── RECORD LIST
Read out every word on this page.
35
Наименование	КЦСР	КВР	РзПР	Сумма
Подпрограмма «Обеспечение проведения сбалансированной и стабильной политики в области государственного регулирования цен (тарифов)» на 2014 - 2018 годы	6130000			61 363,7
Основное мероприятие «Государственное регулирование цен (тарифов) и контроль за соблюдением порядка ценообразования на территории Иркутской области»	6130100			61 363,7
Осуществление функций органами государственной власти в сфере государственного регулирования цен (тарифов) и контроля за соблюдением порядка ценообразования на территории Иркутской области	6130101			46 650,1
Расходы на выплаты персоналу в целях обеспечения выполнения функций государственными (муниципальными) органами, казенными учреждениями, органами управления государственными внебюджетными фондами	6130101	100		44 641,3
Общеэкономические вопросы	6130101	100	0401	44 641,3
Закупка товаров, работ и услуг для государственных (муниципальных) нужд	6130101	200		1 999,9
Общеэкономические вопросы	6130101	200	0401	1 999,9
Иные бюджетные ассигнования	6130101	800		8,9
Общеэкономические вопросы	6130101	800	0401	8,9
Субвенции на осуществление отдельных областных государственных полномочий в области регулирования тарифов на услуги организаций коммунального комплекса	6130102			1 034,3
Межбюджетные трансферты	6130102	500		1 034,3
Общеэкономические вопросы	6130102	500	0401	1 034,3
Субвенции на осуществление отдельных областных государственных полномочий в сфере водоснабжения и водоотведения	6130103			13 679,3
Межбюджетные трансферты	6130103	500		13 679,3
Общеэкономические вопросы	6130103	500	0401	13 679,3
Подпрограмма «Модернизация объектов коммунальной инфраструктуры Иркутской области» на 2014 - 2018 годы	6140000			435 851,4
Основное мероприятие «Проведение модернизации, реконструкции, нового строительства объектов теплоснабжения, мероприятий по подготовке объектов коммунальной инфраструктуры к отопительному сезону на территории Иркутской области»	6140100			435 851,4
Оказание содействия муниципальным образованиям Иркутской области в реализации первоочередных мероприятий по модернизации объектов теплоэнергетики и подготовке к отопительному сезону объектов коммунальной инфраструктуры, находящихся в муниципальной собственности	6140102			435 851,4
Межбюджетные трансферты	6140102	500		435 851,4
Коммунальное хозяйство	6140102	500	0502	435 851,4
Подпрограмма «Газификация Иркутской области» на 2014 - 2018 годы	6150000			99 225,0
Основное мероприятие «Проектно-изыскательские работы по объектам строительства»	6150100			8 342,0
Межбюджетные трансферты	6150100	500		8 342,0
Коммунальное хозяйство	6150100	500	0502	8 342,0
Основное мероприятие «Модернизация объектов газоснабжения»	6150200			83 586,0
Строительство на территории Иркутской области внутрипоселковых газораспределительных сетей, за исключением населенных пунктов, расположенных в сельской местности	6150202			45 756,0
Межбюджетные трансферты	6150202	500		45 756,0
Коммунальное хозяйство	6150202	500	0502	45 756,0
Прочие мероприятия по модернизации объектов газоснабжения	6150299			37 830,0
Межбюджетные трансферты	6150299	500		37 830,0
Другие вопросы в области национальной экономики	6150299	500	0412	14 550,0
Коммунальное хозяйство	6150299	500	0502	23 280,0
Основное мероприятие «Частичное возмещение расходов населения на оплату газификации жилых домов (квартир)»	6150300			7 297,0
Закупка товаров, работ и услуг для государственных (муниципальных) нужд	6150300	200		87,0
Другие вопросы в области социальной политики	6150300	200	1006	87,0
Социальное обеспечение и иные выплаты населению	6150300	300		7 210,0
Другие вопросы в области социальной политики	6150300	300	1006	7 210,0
────
- SET TASK -
Across the entries, how many lines hold the word "хозяйство"? Say only the number.

- RESPONSE -
4